Soaring electricity prices

In the course of the past fiscal year, the rise in the price of electricity from wholesalers and on electricity exchanges gathered pace, driven by the sharp increases for crude oil, natural gas and power plant coal. In the case of coal, higher producer prices and transportation costs combined to make electricity more expensive.

The surcharges to subsidize renewable energies increased further in the reporting period and caused high additional costs. In addition, the electricity tax and the subsidization of combined heat and power plants made electricity more expensive. Although the German Federal Network Agency significantly reduced some network charges in the reporting year which lowered network costs substantially, these charges account for only around 10% of ThyssenKrupp's electricity procurement costs, so the effect was limited.

Outside Germany, too, we were able to secure electricity purchases at relatively low cost. Our subsidiaries in the UK and Spain generally concluded pooling agreements which provided synergies for procurement and allowed them to pursue a longer-term strategy to secure prices. In France, our larger companies used the new tariffs introduced by the government with more favorable terms than the wholesale market.

The Steel and Stainless segments have concluded a long-term contract with the local electricity utility for their plant complex in Mobile which guarantees low-cost, reliable supplies. The contract takes into account the power-intensive operation of the electric furnace melt shop. It also contains flexible clauses for long-term cost optimization. This low-cost electricity is essential to allow the profitable production of industrial gases such as oxygen, nitrogen and argon in an air separation plant.

Higher energy costs due to emissions trading

Given the high level of steel production, the CO2 emission allowances allocated to us by the German government for the second EU emissions trading period (2008 - 2012) now underway are inadequate: As a result we will have to purchase emission allowances or comparable certificates. Through Groupwide energy savings, participation in CO2 funds and an efficient procurement strategy, we have been able to limit expense to date. Our expenditure for energy is also increased by the fact that the costs for CO2 emission allowances are fully included in electricity prices. As prices for emission allowances rise in the second trading period, the costs of electricity procurement will increase accordingly.


ThyssenKrupp can look back on a record of success since the merger: In the first year of its existence – 1998/1999 – our Group had 185,000 employees and generated sales of €32 billion and earnings before taxes of €0.6 billion; in 2007/2008 we had almost 200,000 employees, sales of over €53 billion and earnings before taxes of €3.1 billion.

● **Records supplied**:
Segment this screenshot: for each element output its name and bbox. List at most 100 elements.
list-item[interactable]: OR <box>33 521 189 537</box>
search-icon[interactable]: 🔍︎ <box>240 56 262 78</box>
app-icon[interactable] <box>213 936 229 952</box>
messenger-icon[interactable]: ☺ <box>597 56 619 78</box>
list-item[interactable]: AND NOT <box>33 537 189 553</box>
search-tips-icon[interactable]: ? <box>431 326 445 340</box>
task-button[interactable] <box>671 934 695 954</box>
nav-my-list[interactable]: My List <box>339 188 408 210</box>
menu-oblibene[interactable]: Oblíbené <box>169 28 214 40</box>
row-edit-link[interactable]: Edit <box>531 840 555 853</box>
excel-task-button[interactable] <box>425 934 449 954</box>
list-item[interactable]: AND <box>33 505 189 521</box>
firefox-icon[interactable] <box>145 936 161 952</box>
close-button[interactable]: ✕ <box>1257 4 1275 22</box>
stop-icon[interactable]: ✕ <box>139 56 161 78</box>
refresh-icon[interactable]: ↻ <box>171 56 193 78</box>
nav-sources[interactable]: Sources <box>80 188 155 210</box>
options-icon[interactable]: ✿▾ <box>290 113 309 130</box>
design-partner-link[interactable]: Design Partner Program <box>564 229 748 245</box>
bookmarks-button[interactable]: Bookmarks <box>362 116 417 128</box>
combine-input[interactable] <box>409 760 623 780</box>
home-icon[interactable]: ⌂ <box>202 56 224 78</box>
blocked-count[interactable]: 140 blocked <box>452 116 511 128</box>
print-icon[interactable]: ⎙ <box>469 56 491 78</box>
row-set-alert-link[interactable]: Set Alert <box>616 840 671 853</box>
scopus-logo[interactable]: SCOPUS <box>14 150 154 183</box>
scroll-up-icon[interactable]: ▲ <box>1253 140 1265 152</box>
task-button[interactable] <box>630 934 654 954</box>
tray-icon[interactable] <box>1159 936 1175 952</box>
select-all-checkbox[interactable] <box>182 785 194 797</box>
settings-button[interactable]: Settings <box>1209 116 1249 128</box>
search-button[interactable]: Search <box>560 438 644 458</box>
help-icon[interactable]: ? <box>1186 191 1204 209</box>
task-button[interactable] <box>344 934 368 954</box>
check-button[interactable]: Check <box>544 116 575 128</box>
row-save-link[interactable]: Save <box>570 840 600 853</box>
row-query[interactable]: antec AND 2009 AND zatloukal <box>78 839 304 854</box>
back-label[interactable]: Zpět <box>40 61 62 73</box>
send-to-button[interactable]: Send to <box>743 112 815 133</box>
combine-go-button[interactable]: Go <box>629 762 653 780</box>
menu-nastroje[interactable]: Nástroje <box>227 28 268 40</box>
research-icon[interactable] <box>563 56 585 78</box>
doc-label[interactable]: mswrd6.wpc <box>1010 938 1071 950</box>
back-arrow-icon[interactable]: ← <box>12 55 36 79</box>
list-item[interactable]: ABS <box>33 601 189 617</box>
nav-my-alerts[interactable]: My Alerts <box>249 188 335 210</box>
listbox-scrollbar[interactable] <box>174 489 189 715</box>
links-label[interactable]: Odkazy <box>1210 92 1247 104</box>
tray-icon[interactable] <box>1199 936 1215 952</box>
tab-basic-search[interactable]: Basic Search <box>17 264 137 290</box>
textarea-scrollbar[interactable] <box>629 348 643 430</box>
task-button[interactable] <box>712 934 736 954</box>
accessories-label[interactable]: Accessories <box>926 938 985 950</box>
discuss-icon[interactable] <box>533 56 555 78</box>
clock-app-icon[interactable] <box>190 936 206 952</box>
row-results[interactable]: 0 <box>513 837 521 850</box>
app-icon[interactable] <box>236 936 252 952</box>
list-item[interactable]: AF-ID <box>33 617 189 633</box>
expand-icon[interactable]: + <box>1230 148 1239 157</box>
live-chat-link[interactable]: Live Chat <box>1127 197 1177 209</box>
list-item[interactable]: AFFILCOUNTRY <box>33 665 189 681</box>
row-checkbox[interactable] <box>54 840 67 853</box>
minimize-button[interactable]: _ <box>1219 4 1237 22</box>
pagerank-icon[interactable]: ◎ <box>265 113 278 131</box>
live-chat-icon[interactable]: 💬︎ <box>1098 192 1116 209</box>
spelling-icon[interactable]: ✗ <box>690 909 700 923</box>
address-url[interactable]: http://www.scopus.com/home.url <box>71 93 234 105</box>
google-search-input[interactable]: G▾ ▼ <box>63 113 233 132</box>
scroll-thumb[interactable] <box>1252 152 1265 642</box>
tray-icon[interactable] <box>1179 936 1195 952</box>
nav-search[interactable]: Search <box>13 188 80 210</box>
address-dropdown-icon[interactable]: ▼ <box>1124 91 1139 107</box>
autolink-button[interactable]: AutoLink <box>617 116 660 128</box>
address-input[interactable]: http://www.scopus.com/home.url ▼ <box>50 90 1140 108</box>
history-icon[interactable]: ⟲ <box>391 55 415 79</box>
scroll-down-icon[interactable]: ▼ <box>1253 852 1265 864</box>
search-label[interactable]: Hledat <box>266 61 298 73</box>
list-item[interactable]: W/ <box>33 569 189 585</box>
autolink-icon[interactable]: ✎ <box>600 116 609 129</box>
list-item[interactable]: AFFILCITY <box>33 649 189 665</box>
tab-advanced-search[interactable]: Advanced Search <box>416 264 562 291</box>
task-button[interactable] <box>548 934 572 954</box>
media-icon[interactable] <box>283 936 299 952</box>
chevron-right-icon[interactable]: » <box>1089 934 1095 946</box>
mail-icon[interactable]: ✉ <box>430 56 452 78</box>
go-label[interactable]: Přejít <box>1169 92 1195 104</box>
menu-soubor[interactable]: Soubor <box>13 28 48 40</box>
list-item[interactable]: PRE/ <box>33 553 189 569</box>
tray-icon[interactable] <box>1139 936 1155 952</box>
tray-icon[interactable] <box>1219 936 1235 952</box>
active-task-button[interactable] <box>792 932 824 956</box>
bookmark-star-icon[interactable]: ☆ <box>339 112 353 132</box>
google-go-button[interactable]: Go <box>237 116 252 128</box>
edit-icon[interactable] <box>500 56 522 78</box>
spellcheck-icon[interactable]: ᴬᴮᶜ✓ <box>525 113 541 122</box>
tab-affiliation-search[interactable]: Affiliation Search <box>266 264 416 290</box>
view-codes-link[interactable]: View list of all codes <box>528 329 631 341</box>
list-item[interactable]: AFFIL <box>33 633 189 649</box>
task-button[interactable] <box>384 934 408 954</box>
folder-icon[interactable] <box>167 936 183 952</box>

● **Work item A**:
Please reproduce the passage on energy costs word for word, between "In the course" and "effect was limited.", inclusive.
● **Work item B**:
According to the passage on energy costs, what share of ThyssenKrupp's electricity procurement costs do network charges make up?
The listing is separate material and has no connection to the passage on energy costs.

● **Exercise solution A**:
In the course of the past fiscal year, the rise in the price of electricity from wholesalers and on electricity exchanges gathered pace, driven by the sharp increases for crude oil, natural gas and power plant coal. In the case of coal, higher producer prices and transportation costs combined to make electricity more expensive.

The surcharges to subsidize renewable energies increased further in the reporting period and caused high additional costs. In addition, the electricity tax and the subsidization of combined heat and power plants made electricity more expensive. Although the German Federal Network Agency significantly reduced some network charges in the reporting year which lowered network costs substantially, these charges account for only around 10% of ThyssenKrupp's electricity procurement costs, so the effect was limited.

● **Exercise solution B**:
Around 10%.